* Short exercise A *
Write out the rows below verbatim: everything from the line containing "- y-axis-title: Reducción" down to the line containing "Enumerate the UI", with both of those lines included.
** start of Extracted text **
Real-Time Stream Processing with Amazon Managed Service for Apache Flink
Quick summary: Amazon Managed Service for Apache Flink (formerly Kinesis Data Analytics) is the fully managed way to run stateful stream processing on AWS. Here is everything you need to know to use it in production.
Key Takeaways
- Amazon Managed Service for Apache Flink (formerly Kinesis Data Analytics) is the fully managed way to run stateful stream processing on AWS
- Amazon Managed Service for Apache Flink (formerly Kinesis Data Analytics) is the fully managed way to run stateful stream processing on AWS

Table of Contents
Real-time stream processing used to require significant infrastructure expertise — managing Apache Flink clusters, handling failover, configuring state backends, and scaling compute to match fluctuating throughput. Amazon Managed Service for Apache Flink removes all of that. You deploy your Flink application; AWS handles everything else.
This guide covers the service from first principles through production deployment patterns. Whether you are building fraud detection, streaming ETL, real-time dashboards, or anomaly detection, the architecture and implementation guidance here applies directly.
What Is Amazon Managed Service for Apache Flink?
Amazon Managed Service for Apache Flink is a fully managed service for running Apache Flink applications on AWS. AWS handles cluster provisioning, scaling, checkpointing to S3, and automatic failure recovery.
A brief history that matters: this service was previously called Amazon Kinesis Data Analytics for Apache Flink. AWS renamed it to Amazon Managed Service for Apache Flink in August 2023. The old Kinesis Data Analytics name officially reached end-of-life on January 27, 2026 — any documentation or tooling still referencing “Kinesis Data Analytics” is outdated. The current and correct name is Amazon Managed Service for Apache Flink.
What remains unchanged is the underlying engine: Apache Flink, the industry-standard stateful stream processing framework, with the full power of its Java/Scala DataStream API, Table API, and Flink SQL.
Apache Flink Core Concepts
Understanding Flink’s design principles is essential to using it effectively. These are not implementation details — they determine how you structure your application logic.
** end of Extracted text **
* Short exercise B *
Return, word for word, the passage of the Apache Flink article above that runs from "Amazon Managed Service for Apache Flink is" down to "Service for Apache Flink.", including both ends.
** start of Records supplied **
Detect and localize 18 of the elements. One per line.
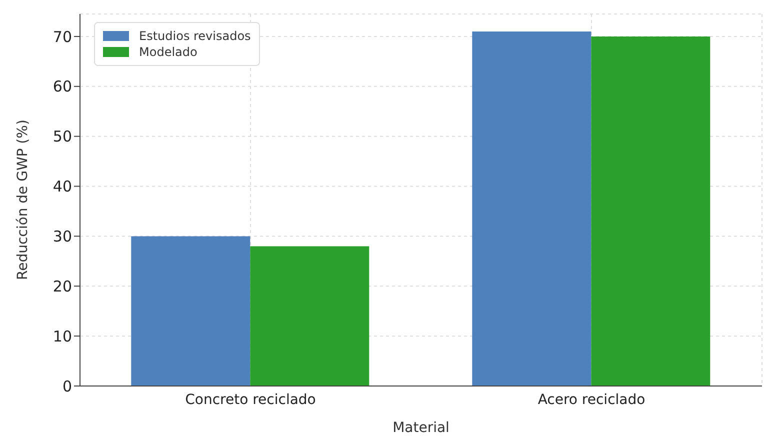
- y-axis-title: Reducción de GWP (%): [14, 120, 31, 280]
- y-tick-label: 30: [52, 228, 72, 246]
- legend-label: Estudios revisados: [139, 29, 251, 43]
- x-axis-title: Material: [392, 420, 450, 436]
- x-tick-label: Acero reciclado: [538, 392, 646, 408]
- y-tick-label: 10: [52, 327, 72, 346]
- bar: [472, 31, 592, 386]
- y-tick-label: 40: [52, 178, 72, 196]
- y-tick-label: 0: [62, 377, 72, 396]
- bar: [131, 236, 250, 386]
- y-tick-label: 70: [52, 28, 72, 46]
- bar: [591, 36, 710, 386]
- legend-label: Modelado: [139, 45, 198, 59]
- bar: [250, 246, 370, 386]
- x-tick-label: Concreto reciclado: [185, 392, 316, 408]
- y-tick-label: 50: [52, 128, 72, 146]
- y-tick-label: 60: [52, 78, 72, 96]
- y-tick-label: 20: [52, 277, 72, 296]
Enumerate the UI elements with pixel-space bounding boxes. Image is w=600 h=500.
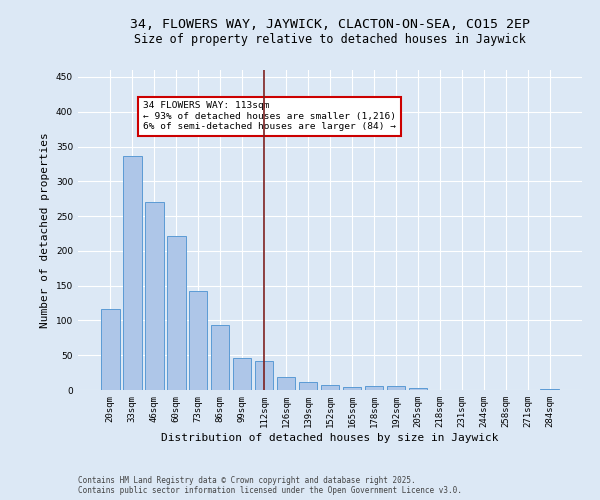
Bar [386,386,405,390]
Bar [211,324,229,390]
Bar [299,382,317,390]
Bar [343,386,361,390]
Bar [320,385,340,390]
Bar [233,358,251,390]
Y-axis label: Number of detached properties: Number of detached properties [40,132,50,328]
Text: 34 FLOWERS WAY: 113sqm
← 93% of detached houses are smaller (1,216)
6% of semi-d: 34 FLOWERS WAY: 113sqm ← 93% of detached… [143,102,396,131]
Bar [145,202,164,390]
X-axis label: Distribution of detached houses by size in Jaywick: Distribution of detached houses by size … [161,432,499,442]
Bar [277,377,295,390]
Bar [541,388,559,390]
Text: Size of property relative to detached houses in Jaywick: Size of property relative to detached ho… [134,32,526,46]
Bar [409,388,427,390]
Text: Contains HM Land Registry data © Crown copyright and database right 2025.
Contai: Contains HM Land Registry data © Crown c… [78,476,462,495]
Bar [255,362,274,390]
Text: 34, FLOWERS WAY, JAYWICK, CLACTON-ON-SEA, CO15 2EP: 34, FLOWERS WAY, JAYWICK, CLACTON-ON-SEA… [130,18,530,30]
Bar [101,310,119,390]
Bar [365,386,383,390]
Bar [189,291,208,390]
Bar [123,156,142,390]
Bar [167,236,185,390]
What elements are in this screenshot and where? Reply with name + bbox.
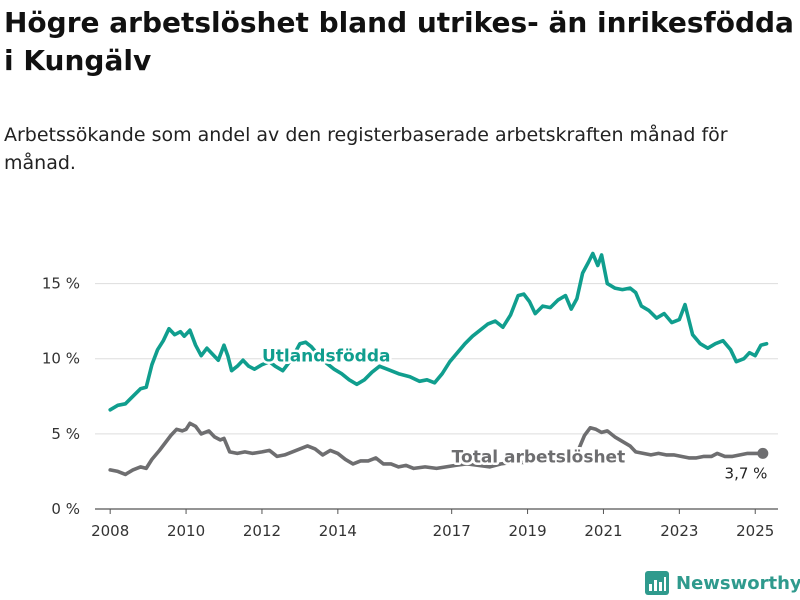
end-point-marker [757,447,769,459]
** end of Records supplied **
* Correct response A *
- y-axis-title: Reducción de GWP (%): [14, 120, 31, 280]
- y-tick-label: 30: [52, 228, 72, 246]
- legend-label: Estudios revisados: [139, 29, 251, 43]
- x-axis-title: Material: [392, 420, 450, 436]
- x-tick-label: Acero reciclado: [538, 392, 646, 408]
- y-tick-label: 10: [52, 327, 72, 346]
- bar: [472, 31, 592, 386]
- y-tick-label: 40: [52, 178, 72, 196]
- y-tick-label: 0: [62, 377, 72, 396]
- bar: [131, 236, 250, 386]
- y-tick-label: 70: [52, 28, 72, 46]
- bar: [591, 36, 710, 386]
- legend-label: Modelado: [139, 45, 198, 59]
- bar: [250, 246, 370, 386]
- x-tick-label: Concreto reciclado: [185, 392, 316, 408]
- y-tick-label: 50: [52, 128, 72, 146]
- y-tick-label: 60: [52, 78, 72, 96]
- y-tick-label: 20: [52, 277, 72, 296]
Enumerate the UI elements with pixel-space bounding boxes. Image is w=600 h=500.

* Correct response B *
Amazon Managed Service for Apache Flink is a fully managed service for running Apache Flink applications on AWS. AWS handles cluster provisioning, scaling, checkpointing to S3, and automatic failure recovery.
A brief history that matters: this service was previously called Amazon Kinesis Data Analytics for Apache Flink. AWS renamed it to Amazon Managed Service for Apache Flink in August 2023. The old Kinesis Data Analytics name officially reached end-of-life on January 27, 2026 — any documentation or tooling still referencing “Kinesis Data Analytics” is outdated. The current and correct name is Amazon Managed Service for Apache Flink.